INSTRUCTIONS FOR THE TASK
Rewrite the lines of the records as a numbered list, starting at the line that contains "heatmap-cell (366, 191, 373, 200)" and ending at the line that contains "heatmap-cell (361, 104, 368, 113)", with any blank lines omitted. List only those lines.

** START **

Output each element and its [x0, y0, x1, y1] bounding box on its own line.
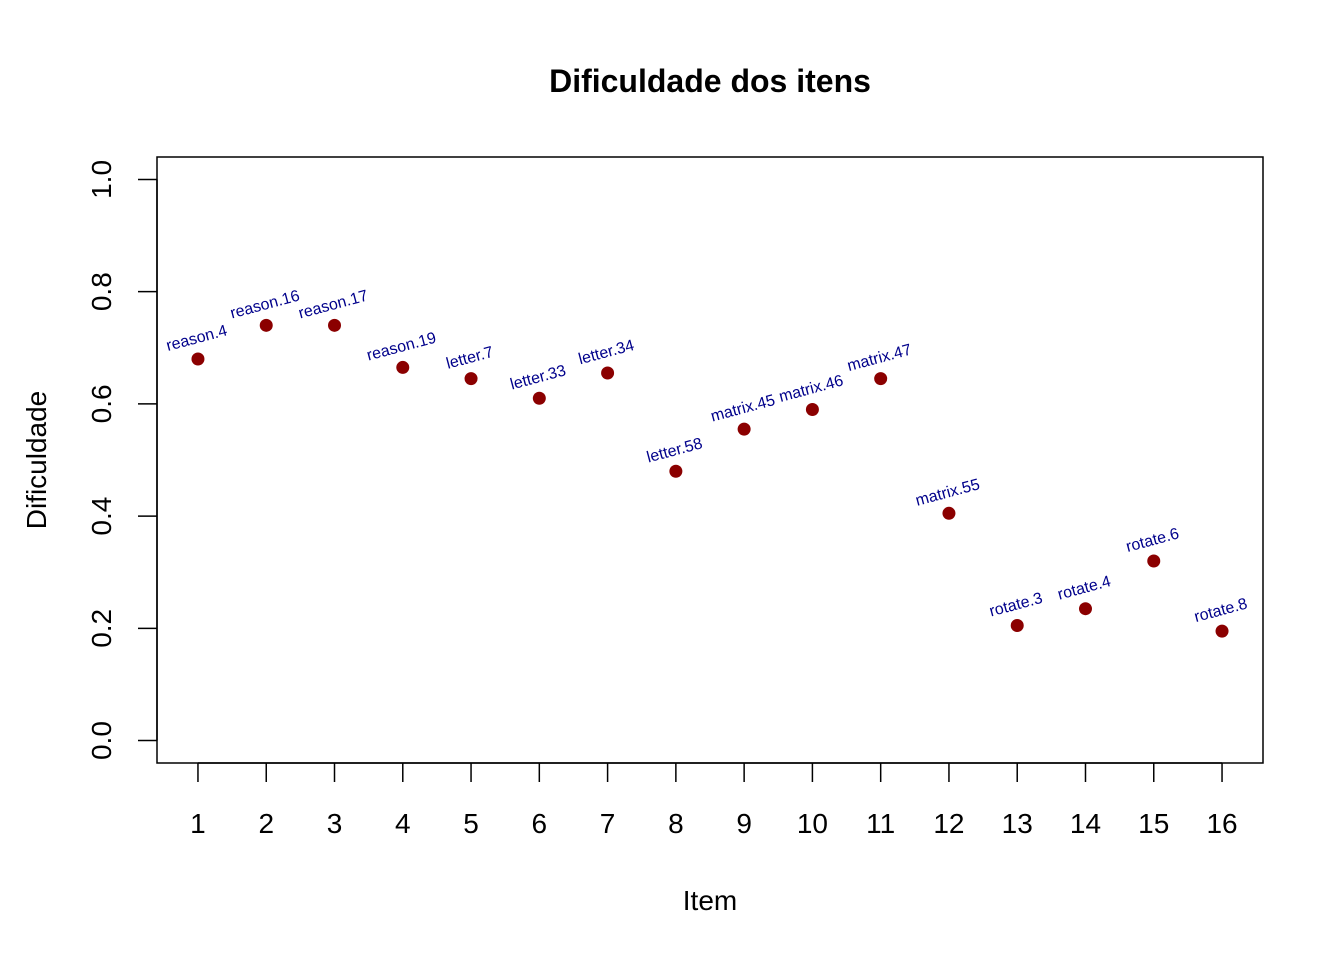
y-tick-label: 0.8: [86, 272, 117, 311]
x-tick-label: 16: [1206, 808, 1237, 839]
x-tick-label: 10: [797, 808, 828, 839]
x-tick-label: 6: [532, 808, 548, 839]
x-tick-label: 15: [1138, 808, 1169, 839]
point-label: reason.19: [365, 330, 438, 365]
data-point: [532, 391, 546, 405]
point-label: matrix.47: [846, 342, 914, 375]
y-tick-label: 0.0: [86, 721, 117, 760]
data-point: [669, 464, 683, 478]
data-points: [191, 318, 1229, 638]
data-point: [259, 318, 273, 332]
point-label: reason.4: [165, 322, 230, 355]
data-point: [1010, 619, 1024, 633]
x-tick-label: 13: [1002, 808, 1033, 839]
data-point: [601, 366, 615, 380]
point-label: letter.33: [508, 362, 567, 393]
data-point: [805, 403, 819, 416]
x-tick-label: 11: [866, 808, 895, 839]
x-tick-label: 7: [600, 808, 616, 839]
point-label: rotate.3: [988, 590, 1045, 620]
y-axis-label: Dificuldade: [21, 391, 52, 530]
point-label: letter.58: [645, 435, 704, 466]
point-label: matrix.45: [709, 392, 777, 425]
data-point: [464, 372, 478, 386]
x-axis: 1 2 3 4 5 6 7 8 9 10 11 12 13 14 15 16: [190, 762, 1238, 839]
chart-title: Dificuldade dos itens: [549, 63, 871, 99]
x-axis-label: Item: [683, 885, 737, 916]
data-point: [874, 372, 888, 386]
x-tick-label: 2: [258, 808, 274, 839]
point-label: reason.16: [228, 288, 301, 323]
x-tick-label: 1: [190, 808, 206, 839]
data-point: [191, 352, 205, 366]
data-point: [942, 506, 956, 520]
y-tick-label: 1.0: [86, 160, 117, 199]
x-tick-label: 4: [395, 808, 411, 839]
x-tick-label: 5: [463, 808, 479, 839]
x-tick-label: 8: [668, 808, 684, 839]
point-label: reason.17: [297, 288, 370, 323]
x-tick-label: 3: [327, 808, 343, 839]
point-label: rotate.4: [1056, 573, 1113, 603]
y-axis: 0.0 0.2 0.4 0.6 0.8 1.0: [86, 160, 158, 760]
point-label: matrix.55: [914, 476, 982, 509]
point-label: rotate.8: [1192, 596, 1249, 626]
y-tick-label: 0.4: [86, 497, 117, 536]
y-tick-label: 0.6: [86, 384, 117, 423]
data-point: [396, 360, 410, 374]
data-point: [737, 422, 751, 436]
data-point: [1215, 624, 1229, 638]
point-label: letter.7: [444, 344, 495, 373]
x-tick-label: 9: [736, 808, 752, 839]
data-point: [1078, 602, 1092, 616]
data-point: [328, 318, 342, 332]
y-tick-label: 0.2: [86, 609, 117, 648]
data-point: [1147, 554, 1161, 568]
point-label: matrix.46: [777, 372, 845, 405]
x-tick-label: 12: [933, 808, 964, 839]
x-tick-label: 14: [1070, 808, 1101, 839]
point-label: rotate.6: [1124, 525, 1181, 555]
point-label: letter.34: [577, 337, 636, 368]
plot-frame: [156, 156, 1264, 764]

** END **
** START **

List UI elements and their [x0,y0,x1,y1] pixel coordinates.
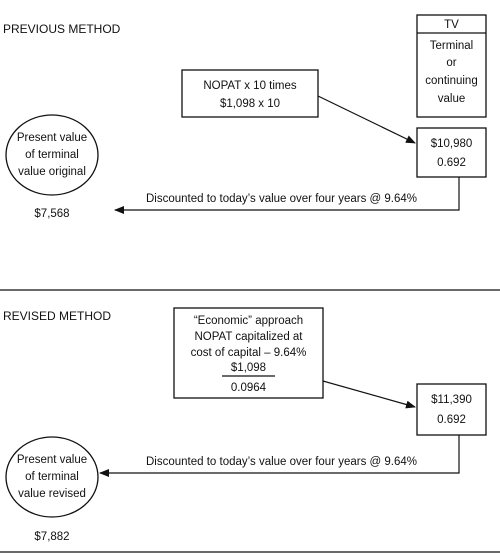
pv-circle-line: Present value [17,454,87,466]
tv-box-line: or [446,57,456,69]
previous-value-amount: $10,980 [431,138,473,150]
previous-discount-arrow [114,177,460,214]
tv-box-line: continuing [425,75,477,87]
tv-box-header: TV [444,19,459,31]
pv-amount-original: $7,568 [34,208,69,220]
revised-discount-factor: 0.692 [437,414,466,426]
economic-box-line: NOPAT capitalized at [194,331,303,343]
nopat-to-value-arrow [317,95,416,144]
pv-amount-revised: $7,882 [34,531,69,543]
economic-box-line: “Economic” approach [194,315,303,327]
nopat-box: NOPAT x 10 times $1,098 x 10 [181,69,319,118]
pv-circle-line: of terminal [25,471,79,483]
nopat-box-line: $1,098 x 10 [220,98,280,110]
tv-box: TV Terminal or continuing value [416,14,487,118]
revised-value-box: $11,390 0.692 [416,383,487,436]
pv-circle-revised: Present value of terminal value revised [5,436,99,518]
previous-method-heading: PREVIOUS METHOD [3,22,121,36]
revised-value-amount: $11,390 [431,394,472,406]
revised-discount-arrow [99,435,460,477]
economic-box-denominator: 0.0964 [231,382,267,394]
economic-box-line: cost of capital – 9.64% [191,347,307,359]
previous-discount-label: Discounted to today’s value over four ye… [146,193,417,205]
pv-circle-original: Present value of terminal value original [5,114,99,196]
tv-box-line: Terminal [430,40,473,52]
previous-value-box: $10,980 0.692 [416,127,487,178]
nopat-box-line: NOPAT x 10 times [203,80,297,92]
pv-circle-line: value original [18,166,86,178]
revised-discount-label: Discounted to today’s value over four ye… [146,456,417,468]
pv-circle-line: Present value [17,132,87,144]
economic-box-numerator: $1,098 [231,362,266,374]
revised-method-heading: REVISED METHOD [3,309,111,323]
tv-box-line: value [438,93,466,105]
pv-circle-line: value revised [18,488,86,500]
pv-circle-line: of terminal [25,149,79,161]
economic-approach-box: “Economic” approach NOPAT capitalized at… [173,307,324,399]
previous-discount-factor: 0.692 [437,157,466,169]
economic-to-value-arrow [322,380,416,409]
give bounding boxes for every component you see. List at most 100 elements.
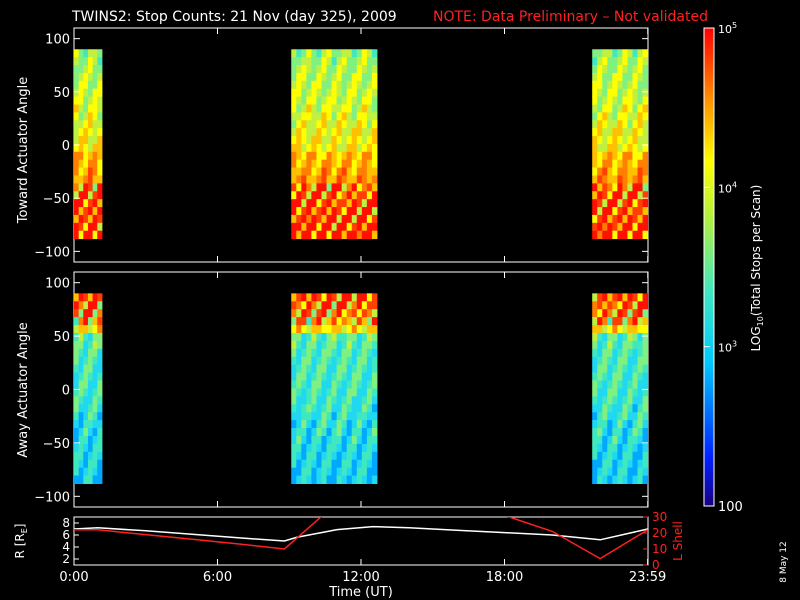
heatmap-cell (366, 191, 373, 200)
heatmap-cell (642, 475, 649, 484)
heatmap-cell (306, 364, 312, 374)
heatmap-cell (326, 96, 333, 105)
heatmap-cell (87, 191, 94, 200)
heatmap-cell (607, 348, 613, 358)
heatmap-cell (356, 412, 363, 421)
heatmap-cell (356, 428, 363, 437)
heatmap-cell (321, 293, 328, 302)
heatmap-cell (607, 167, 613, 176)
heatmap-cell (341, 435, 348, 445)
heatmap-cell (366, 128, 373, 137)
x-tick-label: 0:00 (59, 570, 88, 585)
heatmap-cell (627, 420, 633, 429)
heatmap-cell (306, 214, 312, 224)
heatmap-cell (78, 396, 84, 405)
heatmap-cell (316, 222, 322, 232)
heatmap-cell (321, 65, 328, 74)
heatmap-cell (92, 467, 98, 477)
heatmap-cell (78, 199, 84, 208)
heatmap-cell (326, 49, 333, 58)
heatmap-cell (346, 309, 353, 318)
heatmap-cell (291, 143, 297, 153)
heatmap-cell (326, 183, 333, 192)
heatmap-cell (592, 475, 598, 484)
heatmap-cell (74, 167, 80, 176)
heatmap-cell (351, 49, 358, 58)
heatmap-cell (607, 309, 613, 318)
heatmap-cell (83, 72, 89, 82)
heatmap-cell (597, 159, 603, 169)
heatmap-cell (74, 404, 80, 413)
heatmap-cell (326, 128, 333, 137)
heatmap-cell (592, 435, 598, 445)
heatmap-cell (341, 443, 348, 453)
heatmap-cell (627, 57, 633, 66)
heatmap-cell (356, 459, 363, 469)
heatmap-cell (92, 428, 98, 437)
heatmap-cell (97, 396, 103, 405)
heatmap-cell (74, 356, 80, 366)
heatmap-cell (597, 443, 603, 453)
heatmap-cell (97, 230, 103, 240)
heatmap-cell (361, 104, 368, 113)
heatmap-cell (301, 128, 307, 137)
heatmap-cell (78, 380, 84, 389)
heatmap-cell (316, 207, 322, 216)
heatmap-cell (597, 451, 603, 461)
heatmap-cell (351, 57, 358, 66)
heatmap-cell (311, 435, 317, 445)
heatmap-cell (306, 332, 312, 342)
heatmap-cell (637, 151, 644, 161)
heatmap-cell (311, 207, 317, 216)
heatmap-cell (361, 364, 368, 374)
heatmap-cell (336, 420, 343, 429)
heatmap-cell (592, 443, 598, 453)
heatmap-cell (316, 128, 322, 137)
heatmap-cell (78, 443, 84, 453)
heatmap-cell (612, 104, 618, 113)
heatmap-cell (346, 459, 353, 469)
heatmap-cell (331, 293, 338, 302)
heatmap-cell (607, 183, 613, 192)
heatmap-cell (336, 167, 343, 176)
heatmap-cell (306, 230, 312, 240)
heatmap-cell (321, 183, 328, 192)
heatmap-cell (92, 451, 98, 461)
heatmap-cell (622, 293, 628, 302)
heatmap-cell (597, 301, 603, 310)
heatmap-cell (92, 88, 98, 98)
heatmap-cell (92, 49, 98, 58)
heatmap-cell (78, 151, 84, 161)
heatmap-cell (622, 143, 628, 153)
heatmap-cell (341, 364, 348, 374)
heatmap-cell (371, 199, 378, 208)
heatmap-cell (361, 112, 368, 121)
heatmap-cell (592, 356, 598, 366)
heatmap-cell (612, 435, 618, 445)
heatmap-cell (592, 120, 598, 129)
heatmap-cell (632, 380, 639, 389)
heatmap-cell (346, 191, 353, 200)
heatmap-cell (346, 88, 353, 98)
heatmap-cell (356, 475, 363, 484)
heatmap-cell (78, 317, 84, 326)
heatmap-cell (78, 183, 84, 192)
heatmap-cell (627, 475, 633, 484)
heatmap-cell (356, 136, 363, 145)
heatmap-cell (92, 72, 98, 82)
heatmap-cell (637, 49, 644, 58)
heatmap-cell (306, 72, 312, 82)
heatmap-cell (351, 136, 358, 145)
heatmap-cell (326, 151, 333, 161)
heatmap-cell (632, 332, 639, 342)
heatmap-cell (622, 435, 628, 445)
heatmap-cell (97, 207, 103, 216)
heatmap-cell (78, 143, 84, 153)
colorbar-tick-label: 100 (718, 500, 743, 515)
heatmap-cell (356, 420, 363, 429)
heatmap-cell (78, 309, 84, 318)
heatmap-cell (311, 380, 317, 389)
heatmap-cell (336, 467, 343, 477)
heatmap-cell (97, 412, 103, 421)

** END **

EXERCISE RESPONSE
1. heatmap-cell (366, 191, 373, 200)
2. heatmap-cell (642, 475, 649, 484)
3. heatmap-cell (306, 364, 312, 374)
4. heatmap-cell (326, 96, 333, 105)
5. heatmap-cell (87, 191, 94, 200)
6. heatmap-cell (607, 348, 613, 358)
7. heatmap-cell (356, 412, 363, 421)
8. heatmap-cell (356, 428, 363, 437)
9. heatmap-cell (321, 293, 328, 302)
10. heatmap-cell (607, 167, 613, 176)
11. heatmap-cell (341, 435, 348, 445)
12. heatmap-cell (366, 128, 373, 137)
13. x-tick-label: 0:00 (59, 570, 88, 585)
14. heatmap-cell (627, 420, 633, 429)
15. heatmap-cell (306, 214, 312, 224)
16. heatmap-cell (78, 396, 84, 405)
17. heatmap-cell (316, 222, 322, 232)
18. heatmap-cell (321, 65, 328, 74)
19. heatmap-cell (92, 467, 98, 477)
20. heatmap-cell (78, 199, 84, 208)
21. heatmap-cell (326, 49, 333, 58)
22. heatmap-cell (346, 309, 353, 318)
23. heatmap-cell (291, 143, 297, 153)
24. heatmap-cell (326, 183, 333, 192)
25. heatmap-cell (592, 475, 598, 484)
26. heatmap-cell (74, 167, 80, 176)
27. heatmap-cell (351, 49, 358, 58)
28. heatmap-cell (607, 309, 613, 318)
29. heatmap-cell (83, 72, 89, 82)
30. heatmap-cell (597, 159, 603, 169)
31. heatmap-cell (74, 404, 80, 413)
32. heatmap-cell (326, 128, 333, 137)
33. heatmap-cell (592, 435, 598, 445)
34. heatmap-cell (341, 443, 348, 453)
35. heatmap-cell (627, 57, 633, 66)
36. heatmap-cell (356, 459, 363, 469)
37. heatmap-cell (92, 428, 98, 437)
38. heatmap-cell (97, 396, 103, 405)
39. heatmap-cell (74, 356, 80, 366)
40. heatmap-cell (597, 443, 603, 453)
41. heatmap-cell (97, 230, 103, 240)
42. heatmap-cell (361, 104, 368, 113)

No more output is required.